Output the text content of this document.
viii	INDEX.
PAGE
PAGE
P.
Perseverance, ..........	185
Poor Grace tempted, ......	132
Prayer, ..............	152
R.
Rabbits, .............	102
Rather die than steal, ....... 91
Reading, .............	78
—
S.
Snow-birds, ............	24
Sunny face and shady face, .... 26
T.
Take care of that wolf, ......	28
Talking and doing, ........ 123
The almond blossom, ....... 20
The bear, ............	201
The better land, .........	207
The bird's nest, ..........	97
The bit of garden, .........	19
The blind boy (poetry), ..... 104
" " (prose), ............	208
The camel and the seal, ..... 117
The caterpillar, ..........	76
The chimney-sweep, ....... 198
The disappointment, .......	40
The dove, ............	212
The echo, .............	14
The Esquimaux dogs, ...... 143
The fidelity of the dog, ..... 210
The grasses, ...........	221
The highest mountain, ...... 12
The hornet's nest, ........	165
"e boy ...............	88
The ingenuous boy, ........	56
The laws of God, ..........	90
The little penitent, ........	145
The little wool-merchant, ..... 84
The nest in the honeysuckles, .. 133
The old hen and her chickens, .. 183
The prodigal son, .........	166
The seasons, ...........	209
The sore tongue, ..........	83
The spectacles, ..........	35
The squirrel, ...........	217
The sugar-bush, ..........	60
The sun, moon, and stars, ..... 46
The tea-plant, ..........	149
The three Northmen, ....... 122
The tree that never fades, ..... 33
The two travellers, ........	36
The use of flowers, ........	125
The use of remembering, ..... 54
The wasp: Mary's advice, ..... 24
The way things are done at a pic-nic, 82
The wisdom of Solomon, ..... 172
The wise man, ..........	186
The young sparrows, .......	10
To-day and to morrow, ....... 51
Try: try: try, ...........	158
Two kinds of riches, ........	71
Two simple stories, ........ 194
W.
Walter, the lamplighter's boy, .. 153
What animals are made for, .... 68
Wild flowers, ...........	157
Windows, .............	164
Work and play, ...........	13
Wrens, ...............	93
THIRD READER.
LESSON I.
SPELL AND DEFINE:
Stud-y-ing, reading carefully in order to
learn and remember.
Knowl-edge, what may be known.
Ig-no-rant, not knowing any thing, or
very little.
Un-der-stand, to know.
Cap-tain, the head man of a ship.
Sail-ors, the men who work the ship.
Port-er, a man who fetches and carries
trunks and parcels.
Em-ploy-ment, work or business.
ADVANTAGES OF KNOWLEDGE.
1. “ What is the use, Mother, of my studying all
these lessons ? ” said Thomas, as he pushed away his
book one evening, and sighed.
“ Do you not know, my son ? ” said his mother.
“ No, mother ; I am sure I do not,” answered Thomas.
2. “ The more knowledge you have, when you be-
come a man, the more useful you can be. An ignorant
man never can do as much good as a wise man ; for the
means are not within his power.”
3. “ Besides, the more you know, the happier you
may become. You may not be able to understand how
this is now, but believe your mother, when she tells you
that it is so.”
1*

---

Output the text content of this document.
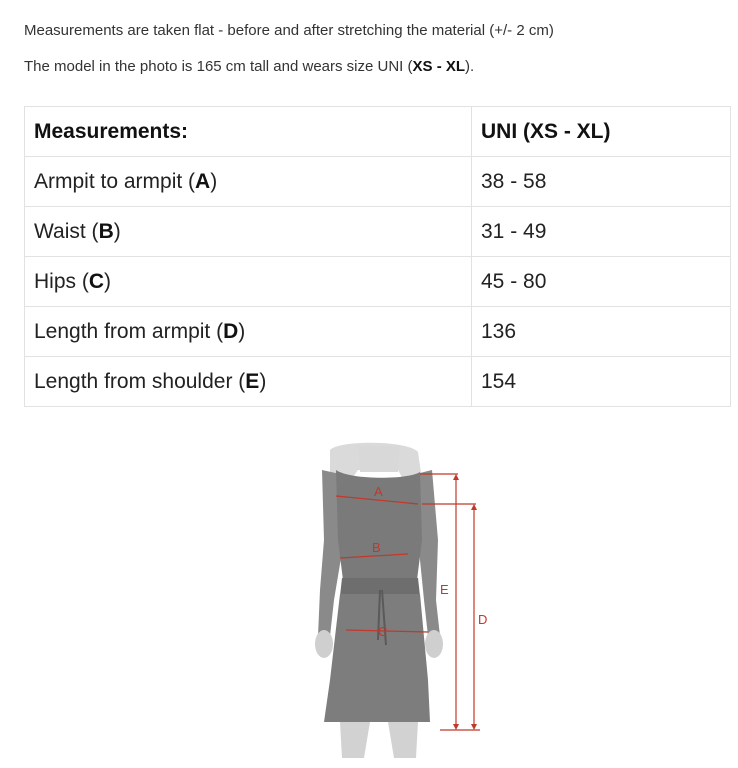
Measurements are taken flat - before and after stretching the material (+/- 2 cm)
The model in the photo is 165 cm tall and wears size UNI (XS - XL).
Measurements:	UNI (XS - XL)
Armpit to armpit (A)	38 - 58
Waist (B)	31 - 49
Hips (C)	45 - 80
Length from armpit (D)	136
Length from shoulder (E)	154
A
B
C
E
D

Given exercise: Track down the lines that include the word "never" and copy them.

Worked answer:
The tree that never fades, ..... 33
man never can do as much good as a wise man ; for the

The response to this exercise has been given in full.